### Short task
Check every line of the material below for the string "background", and return the ones that have it.

═══ Supplied entries ═══

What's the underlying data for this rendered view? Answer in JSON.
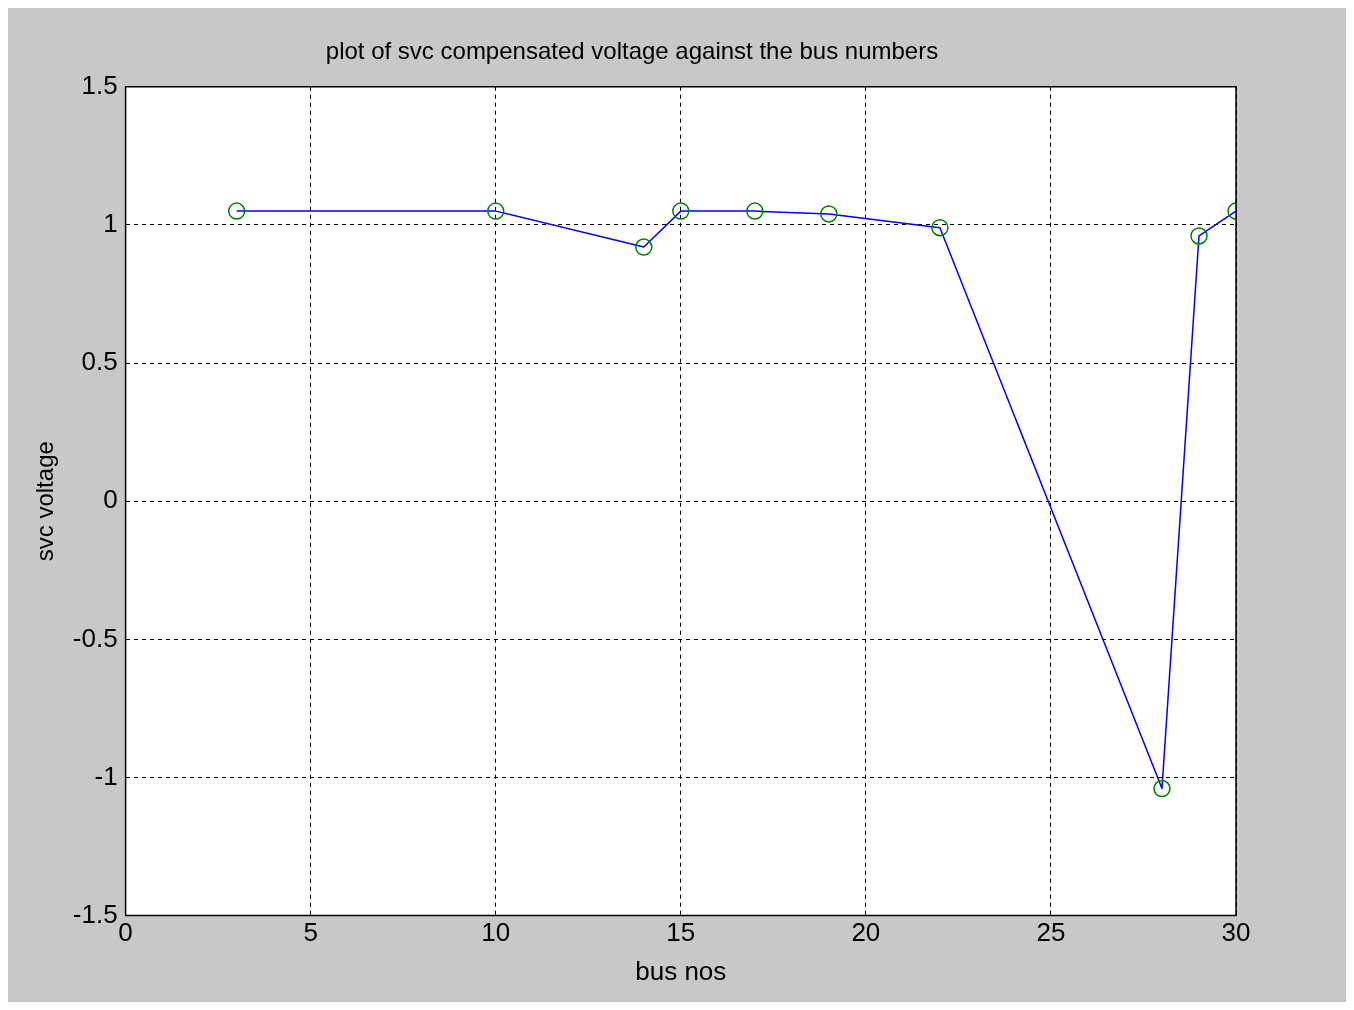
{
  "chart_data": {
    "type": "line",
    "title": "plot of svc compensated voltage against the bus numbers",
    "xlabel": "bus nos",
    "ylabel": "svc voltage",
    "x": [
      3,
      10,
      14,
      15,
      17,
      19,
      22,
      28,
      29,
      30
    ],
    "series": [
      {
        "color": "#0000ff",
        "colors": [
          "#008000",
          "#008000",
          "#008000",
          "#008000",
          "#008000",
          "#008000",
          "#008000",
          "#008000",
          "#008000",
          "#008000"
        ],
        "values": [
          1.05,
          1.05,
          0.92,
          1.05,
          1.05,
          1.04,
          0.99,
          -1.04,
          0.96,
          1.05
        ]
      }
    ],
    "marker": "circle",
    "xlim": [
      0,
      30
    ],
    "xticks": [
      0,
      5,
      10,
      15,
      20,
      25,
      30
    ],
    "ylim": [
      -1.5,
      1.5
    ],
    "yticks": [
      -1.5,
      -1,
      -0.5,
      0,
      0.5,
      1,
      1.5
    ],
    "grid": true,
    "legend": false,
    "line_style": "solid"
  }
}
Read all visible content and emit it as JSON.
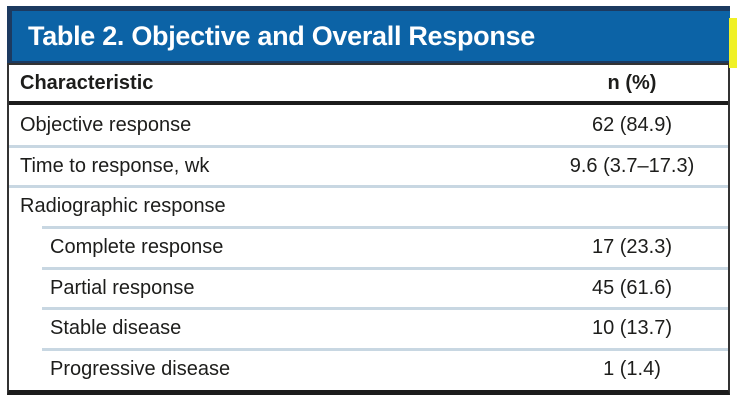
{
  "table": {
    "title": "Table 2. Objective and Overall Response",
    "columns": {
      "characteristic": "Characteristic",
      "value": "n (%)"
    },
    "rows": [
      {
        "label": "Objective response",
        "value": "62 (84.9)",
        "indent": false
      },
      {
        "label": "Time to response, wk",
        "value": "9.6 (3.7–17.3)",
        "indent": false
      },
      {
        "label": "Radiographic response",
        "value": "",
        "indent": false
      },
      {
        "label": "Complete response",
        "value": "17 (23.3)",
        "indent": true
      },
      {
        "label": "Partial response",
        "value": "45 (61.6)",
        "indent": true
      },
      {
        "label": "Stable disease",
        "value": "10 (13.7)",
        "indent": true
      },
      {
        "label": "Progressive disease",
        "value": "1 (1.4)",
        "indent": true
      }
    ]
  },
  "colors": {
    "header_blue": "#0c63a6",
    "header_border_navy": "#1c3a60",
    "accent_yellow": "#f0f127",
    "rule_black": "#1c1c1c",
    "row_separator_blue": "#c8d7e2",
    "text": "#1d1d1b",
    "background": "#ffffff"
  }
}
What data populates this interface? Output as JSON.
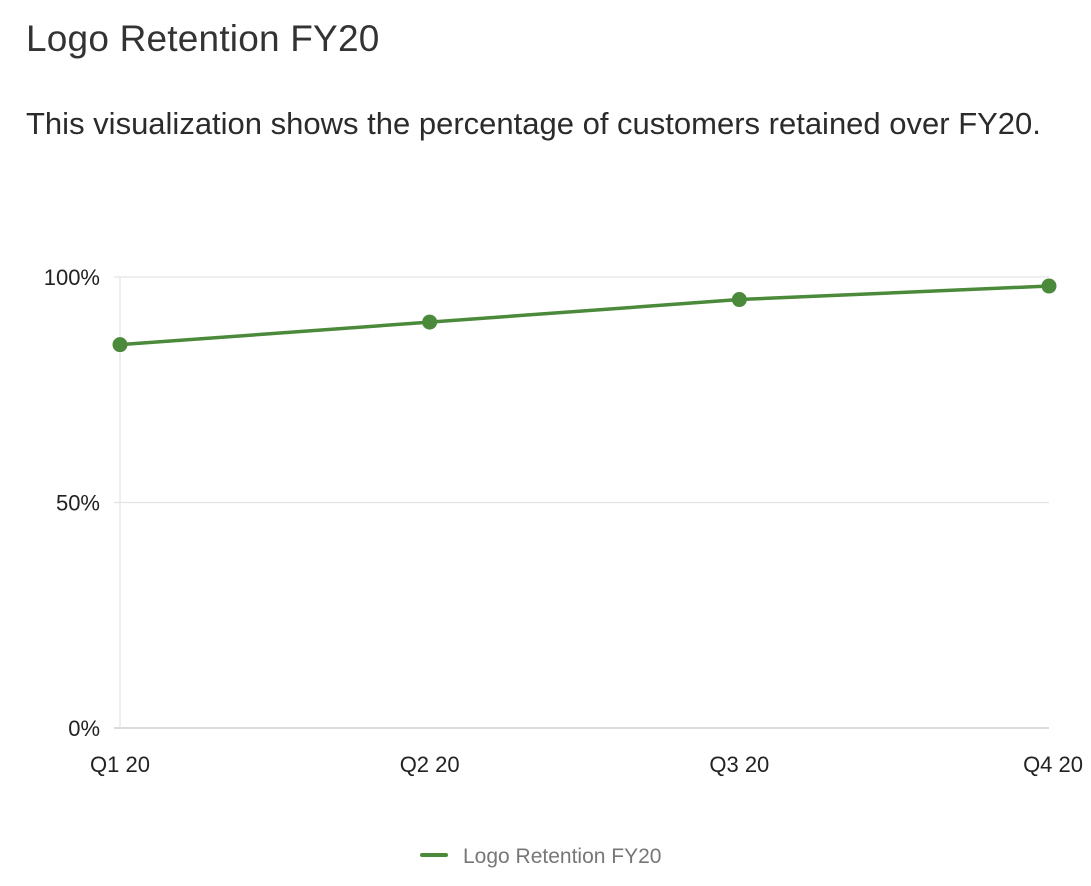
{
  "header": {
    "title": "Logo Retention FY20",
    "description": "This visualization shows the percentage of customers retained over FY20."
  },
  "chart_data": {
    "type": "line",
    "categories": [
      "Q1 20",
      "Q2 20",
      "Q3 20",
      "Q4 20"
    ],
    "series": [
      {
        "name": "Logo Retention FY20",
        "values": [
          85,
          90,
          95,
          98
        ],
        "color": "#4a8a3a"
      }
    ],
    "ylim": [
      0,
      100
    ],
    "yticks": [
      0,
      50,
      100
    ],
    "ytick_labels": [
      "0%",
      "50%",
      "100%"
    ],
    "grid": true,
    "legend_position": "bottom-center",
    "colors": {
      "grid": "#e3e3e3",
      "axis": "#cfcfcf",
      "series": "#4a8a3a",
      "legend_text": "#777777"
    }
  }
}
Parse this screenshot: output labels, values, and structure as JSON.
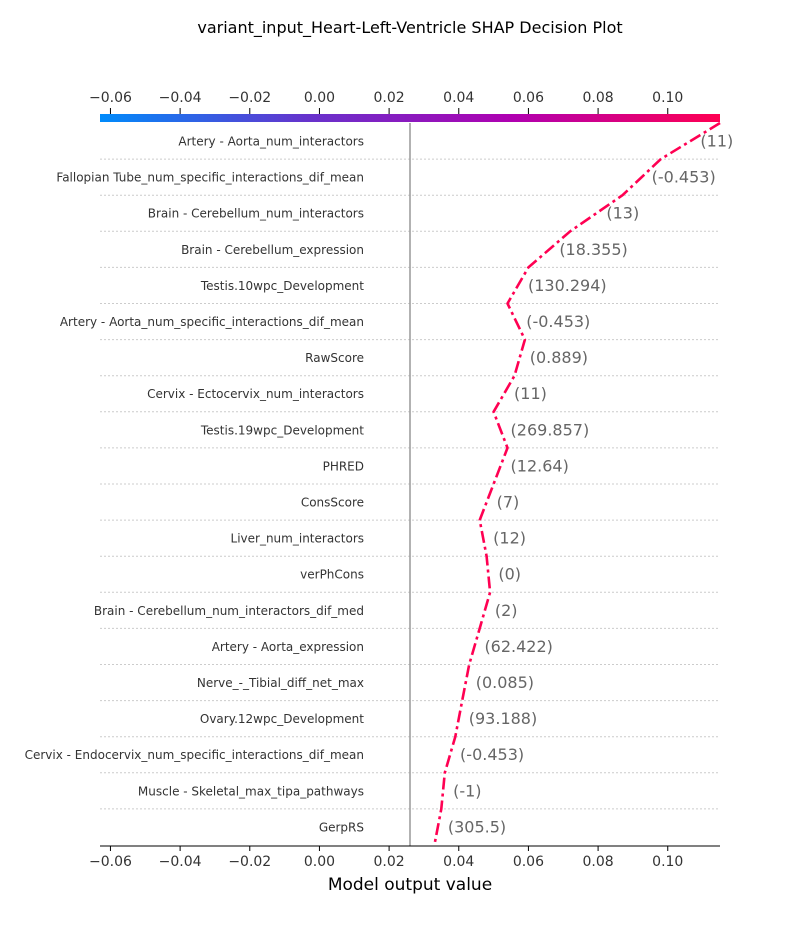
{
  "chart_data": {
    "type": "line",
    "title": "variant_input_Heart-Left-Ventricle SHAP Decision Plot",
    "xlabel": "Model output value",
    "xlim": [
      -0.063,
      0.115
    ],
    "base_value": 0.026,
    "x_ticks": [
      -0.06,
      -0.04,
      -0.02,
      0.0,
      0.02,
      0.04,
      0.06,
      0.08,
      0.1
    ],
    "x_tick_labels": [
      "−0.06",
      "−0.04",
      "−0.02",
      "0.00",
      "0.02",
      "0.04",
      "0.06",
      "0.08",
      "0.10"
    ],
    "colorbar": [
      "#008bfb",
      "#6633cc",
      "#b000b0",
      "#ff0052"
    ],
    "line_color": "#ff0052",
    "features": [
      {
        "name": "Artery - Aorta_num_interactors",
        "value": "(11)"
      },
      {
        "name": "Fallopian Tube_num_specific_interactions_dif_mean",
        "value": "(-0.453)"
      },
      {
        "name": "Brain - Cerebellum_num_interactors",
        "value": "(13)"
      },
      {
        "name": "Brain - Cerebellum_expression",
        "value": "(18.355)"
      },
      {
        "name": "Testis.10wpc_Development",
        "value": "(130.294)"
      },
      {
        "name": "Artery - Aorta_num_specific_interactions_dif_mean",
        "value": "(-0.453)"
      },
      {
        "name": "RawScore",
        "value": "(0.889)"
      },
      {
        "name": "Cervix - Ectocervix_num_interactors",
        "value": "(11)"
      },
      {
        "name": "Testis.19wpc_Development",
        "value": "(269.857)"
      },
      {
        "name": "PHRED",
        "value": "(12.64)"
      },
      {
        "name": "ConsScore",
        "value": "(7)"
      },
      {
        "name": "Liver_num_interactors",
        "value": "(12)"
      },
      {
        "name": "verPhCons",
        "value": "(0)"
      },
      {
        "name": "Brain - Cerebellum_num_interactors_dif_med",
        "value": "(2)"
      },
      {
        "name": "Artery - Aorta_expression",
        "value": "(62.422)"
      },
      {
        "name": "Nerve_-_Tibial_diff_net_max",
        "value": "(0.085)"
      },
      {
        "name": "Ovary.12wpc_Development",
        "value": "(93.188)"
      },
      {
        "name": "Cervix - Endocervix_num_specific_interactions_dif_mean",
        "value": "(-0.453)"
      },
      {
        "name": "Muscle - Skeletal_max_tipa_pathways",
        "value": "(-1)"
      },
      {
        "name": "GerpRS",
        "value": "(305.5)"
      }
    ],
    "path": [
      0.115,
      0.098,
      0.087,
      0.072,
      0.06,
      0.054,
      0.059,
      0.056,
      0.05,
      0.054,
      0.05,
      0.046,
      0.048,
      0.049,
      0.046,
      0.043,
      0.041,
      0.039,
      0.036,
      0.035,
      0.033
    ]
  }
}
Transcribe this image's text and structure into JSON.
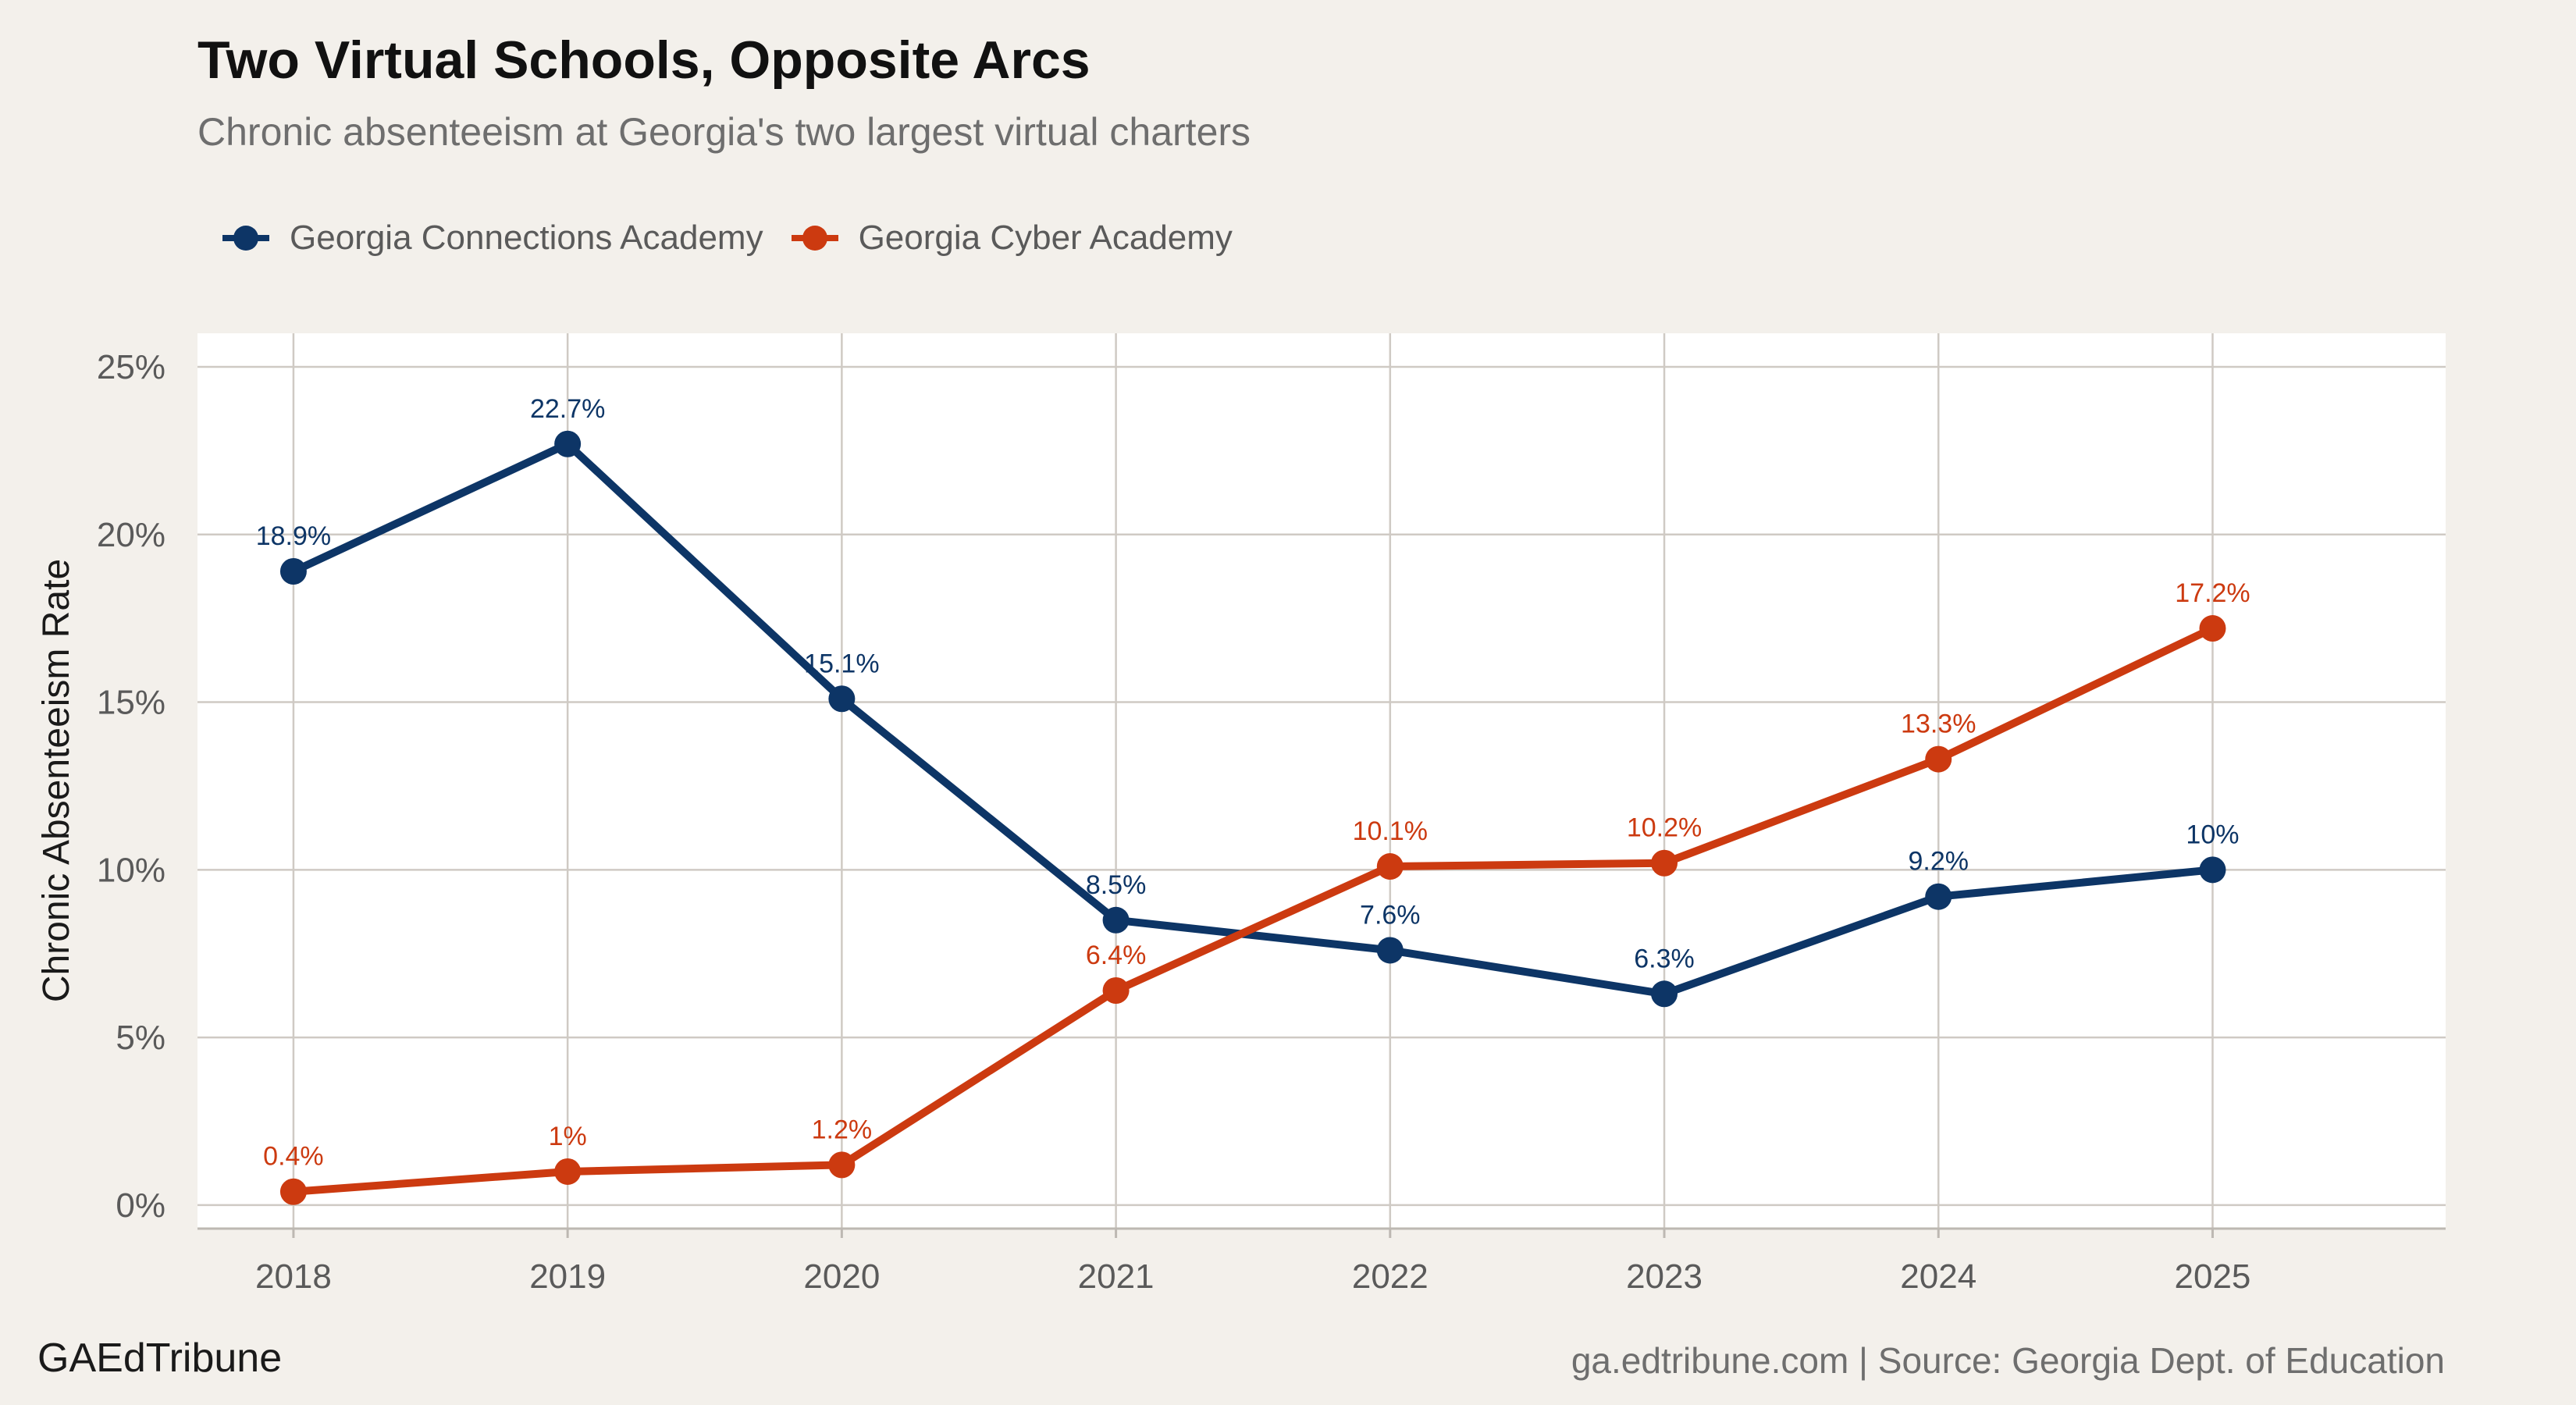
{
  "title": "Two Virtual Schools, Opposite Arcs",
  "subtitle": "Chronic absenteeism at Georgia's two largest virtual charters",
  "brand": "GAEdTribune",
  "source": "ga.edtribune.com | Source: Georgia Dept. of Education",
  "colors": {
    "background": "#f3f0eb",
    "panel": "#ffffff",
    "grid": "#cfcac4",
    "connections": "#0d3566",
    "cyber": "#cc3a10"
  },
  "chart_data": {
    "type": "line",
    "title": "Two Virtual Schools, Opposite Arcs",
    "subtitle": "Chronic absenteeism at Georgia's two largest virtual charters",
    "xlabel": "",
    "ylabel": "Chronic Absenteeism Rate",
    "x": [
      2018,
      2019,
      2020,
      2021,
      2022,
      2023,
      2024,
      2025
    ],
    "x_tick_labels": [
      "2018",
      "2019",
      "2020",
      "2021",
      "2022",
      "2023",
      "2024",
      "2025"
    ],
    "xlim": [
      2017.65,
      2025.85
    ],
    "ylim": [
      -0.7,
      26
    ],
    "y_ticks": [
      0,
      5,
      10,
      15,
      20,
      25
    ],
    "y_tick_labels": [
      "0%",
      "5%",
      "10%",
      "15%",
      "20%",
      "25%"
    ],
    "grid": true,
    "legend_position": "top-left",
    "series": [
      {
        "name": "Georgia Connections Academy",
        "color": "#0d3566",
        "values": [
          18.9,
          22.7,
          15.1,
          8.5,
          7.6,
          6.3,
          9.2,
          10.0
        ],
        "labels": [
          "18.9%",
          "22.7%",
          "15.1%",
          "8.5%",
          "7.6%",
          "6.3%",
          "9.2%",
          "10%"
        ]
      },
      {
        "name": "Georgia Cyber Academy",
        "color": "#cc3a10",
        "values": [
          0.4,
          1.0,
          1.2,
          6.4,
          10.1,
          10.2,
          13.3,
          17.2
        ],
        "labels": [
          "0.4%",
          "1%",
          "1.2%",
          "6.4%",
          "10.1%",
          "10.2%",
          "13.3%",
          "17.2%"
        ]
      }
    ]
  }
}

═══

### Task output
    "background": "#ffffff"
    "background": "#f3f0eb",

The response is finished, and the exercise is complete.